▸ TO DO: Extract all lines that hold the string "folder".

--- Start EXCERPTED RECORDS ---

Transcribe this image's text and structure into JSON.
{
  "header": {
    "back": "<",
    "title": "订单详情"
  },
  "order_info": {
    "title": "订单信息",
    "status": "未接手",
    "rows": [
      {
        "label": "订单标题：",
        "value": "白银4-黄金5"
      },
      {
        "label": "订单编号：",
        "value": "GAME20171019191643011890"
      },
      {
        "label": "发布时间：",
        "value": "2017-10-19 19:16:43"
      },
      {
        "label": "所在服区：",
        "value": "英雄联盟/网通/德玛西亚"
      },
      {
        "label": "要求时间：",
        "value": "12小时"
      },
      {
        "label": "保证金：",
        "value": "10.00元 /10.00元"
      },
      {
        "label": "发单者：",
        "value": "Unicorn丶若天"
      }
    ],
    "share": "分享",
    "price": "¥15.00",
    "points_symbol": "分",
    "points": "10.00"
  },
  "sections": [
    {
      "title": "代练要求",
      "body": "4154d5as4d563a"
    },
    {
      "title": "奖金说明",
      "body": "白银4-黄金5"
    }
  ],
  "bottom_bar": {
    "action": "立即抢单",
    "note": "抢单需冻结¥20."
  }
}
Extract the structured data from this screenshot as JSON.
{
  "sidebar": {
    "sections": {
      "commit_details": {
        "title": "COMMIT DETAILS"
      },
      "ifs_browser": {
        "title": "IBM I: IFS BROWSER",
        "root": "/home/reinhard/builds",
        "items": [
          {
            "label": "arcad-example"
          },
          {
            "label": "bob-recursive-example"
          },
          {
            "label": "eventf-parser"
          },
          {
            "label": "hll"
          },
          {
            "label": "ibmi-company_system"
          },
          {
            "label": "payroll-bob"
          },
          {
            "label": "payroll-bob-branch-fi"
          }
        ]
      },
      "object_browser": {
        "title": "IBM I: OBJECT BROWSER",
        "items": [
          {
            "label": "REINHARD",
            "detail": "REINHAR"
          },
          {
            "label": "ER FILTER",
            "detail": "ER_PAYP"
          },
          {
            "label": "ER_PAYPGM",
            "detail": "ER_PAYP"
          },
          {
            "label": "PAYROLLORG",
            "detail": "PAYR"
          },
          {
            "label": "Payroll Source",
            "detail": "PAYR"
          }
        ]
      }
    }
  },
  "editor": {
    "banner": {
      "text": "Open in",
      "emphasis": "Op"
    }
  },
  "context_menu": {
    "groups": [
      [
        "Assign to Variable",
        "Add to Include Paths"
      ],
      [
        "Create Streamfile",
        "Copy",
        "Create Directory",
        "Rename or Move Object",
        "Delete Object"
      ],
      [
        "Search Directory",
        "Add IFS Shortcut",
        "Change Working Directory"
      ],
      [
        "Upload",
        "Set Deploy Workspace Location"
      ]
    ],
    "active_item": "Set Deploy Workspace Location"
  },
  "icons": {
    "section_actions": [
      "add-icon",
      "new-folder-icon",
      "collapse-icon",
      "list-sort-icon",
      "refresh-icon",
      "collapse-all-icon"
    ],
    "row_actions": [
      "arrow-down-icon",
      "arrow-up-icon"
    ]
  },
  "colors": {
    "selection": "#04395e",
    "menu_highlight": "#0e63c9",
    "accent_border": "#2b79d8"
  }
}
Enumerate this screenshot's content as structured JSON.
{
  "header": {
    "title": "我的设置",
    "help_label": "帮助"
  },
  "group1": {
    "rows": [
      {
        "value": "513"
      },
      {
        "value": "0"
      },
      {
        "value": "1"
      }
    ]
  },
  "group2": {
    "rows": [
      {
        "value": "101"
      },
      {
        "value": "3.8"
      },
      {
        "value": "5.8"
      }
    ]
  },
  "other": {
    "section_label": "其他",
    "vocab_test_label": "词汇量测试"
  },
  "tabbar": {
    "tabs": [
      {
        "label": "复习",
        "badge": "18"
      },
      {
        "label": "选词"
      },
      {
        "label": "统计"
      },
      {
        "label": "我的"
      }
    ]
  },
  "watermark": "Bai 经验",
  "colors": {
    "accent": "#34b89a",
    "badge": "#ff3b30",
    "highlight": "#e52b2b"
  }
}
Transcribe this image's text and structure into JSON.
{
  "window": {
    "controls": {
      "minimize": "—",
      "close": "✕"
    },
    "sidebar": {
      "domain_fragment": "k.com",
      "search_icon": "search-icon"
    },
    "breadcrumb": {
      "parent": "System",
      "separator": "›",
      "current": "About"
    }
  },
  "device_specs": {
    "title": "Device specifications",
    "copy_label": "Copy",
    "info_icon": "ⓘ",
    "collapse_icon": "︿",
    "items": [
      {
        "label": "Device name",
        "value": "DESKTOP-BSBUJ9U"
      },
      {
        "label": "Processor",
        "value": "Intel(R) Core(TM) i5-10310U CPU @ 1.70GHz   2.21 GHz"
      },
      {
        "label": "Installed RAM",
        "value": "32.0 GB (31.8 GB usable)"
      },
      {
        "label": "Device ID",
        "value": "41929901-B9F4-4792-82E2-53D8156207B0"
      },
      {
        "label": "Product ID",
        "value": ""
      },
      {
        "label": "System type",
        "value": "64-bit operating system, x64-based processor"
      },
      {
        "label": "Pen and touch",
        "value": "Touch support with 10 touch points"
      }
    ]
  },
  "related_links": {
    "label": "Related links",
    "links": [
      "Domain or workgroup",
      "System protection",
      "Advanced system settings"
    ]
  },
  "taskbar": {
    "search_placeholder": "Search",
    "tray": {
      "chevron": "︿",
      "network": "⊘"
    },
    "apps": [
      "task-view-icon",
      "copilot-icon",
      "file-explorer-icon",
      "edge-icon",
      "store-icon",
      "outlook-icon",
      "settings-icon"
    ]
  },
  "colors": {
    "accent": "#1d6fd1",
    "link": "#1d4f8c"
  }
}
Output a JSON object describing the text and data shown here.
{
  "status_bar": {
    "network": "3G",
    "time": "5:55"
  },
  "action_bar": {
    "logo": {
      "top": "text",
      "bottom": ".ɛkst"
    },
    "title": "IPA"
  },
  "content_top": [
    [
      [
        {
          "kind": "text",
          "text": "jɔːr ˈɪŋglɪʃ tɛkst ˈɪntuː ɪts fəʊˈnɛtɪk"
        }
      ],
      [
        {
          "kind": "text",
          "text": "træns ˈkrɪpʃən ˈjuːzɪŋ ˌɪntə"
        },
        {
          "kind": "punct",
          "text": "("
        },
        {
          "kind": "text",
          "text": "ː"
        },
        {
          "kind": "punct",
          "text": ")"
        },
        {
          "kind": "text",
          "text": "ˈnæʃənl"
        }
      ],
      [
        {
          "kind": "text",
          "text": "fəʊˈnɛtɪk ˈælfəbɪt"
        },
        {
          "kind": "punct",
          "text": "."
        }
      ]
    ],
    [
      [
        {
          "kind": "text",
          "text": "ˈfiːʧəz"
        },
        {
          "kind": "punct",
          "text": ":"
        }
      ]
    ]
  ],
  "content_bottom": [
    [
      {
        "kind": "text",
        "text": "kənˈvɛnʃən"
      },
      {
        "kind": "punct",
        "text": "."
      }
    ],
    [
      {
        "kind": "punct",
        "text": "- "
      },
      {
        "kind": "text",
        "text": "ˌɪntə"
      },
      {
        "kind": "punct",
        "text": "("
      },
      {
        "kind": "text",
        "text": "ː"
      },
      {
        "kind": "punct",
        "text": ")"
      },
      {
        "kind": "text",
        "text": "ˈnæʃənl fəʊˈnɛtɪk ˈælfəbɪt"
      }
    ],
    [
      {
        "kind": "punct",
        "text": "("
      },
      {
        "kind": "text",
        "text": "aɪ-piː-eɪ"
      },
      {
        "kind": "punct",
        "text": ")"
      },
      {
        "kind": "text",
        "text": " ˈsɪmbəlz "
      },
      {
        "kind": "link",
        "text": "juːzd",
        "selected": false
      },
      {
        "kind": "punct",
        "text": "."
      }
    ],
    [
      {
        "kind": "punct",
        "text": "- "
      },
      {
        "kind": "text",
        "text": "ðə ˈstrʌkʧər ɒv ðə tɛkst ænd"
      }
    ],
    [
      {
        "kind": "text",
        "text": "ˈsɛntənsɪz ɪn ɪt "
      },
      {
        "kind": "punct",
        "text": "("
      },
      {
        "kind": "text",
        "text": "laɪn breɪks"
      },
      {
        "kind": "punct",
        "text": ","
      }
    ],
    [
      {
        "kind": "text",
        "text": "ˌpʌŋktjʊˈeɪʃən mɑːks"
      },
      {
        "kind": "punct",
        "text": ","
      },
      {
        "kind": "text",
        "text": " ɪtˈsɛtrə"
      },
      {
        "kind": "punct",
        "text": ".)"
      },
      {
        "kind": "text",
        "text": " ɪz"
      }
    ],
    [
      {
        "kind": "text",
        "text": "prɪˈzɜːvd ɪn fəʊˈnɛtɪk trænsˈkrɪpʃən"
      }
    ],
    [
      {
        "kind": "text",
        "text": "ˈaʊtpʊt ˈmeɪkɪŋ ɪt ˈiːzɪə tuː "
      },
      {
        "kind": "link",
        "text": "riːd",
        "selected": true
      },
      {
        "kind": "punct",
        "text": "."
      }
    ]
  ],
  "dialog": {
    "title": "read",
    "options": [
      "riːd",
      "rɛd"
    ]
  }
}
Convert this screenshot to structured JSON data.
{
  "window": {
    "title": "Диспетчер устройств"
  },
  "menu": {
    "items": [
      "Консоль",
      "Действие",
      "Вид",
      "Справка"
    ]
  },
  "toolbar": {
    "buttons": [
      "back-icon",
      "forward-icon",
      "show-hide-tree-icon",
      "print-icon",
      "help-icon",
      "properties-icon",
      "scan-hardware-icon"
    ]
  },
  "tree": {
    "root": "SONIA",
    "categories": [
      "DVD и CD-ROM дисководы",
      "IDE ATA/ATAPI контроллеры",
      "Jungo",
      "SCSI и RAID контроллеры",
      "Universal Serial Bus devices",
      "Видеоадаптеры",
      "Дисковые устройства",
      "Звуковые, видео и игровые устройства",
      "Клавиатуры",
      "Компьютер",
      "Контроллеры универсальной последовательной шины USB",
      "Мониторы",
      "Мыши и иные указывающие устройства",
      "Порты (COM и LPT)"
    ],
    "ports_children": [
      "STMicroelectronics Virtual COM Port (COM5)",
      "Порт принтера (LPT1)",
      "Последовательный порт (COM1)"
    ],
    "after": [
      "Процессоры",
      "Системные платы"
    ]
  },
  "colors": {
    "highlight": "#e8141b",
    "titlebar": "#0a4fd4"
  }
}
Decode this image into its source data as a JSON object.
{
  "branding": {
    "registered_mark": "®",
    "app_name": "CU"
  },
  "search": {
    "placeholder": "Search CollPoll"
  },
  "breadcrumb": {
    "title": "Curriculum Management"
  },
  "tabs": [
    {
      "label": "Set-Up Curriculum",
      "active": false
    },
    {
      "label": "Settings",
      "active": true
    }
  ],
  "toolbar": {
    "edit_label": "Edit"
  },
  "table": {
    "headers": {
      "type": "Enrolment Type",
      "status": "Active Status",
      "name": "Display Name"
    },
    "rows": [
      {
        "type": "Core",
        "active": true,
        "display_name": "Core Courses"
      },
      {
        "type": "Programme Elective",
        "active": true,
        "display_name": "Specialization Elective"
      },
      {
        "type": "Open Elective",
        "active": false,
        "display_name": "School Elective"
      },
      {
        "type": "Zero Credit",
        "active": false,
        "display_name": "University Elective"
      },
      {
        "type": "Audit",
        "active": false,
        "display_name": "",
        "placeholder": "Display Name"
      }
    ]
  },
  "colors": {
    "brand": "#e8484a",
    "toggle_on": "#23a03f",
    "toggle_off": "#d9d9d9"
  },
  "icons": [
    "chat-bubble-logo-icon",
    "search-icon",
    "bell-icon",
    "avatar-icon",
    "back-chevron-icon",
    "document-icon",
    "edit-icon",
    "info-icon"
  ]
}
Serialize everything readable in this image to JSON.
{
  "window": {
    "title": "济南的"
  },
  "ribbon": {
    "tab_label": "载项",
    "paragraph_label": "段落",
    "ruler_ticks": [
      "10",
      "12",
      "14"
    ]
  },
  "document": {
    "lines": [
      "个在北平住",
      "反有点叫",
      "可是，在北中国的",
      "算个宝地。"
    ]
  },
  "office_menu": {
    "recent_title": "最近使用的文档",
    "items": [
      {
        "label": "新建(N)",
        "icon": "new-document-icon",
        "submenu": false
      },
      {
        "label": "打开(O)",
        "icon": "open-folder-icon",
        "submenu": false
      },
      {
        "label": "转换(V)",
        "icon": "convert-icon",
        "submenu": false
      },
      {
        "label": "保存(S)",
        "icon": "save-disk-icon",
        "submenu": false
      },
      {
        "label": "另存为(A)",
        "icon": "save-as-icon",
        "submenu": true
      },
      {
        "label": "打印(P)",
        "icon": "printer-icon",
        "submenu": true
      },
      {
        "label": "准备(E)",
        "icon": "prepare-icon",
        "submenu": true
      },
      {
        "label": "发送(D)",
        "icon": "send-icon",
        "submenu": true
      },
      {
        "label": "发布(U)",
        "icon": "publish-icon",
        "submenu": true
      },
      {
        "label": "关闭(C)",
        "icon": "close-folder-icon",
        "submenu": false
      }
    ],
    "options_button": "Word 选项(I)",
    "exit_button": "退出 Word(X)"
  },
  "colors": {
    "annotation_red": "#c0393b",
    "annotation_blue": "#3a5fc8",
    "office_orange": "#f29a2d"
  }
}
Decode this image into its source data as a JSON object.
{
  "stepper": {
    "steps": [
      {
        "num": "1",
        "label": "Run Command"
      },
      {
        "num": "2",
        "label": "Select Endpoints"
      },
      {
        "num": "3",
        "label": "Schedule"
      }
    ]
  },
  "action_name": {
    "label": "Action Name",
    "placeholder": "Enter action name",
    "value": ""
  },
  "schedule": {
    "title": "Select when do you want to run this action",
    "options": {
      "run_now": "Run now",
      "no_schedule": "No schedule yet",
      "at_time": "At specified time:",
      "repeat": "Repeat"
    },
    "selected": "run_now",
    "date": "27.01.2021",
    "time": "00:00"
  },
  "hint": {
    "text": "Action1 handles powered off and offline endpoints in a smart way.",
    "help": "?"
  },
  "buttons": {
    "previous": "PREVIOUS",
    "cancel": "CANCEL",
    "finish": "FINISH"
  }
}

--- End EXCERPTED RECORDS ---

▸ WORKED SOLUTION:
      "new-folder-icon",
        "icon": "open-folder-icon",
        "icon": "close-folder-icon",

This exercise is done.